Problem to work on
Repeat every line below exactly as it reads.

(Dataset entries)
* * * *
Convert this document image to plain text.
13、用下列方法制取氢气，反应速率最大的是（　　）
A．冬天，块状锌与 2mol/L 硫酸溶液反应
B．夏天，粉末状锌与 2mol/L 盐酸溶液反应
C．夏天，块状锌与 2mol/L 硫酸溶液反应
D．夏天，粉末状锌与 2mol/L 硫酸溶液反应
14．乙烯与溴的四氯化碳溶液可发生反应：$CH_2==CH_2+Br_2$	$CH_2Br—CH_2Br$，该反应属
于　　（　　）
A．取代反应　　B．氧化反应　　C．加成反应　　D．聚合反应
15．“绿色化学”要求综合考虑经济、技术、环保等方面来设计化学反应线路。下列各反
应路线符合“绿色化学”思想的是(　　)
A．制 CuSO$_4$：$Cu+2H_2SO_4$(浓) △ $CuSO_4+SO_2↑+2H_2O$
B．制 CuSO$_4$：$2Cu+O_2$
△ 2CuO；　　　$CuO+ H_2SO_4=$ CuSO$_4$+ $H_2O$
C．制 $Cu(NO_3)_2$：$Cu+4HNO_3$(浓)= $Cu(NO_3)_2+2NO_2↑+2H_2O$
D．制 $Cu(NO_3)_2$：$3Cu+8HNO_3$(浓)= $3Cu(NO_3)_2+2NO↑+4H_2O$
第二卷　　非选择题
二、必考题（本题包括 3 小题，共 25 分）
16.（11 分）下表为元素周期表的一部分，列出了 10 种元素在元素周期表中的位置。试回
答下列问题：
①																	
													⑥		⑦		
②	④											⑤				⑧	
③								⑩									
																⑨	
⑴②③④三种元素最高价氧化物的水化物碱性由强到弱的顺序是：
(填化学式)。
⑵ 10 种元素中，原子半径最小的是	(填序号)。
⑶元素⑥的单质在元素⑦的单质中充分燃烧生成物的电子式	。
* * * *
Right answer
Convert this document image to plain text.
13、用下列方法制取氢气，反应速率最大的是（　　）
A．冬天，块状锌与 2mol/L 硫酸溶液反应
B．夏天，粉末状锌与 2mol/L 盐酸溶液反应
C．夏天，块状锌与 2mol/L 硫酸溶液反应
D．夏天，粉末状锌与 2mol/L 硫酸溶液反应
14．乙烯与溴的四氯化碳溶液可发生反应：$CH_2==CH_2+Br_2$	$CH_2Br—CH_2Br$，该反应属
于　　（　　）
A．取代反应　　B．氧化反应　　C．加成反应　　D．聚合反应
15．“绿色化学”要求综合考虑经济、技术、环保等方面来设计化学反应线路。下列各反
应路线符合“绿色化学”思想的是(　　)
A．制 CuSO$_4$：$Cu+2H_2SO_4$(浓) △ $CuSO_4+SO_2↑+2H_2O$
B．制 CuSO$_4$：$2Cu+O_2$
△ 2CuO；　　　$CuO+ H_2SO_4=$ CuSO$_4$+ $H_2O$
C．制 $Cu(NO_3)_2$：$Cu+4HNO_3$(浓)= $Cu(NO_3)_2+2NO_2↑+2H_2O$
D．制 $Cu(NO_3)_2$：$3Cu+8HNO_3$(浓)= $3Cu(NO_3)_2+2NO↑+4H_2O$
第二卷　　非选择题
二、必考题（本题包括 3 小题，共 25 分）
16.（11 分）下表为元素周期表的一部分，列出了 10 种元素在元素周期表中的位置。试回
答下列问题：
①																	
													⑥		⑦		
②	④											⑤				⑧	
③								⑩									
																⑨	
⑴②③④三种元素最高价氧化物的水化物碱性由强到弱的顺序是：
(填化学式)。
⑵ 10 种元素中，原子半径最小的是	(填序号)。
⑶元素⑥的单质在元素⑦的单质中充分燃烧生成物的电子式	。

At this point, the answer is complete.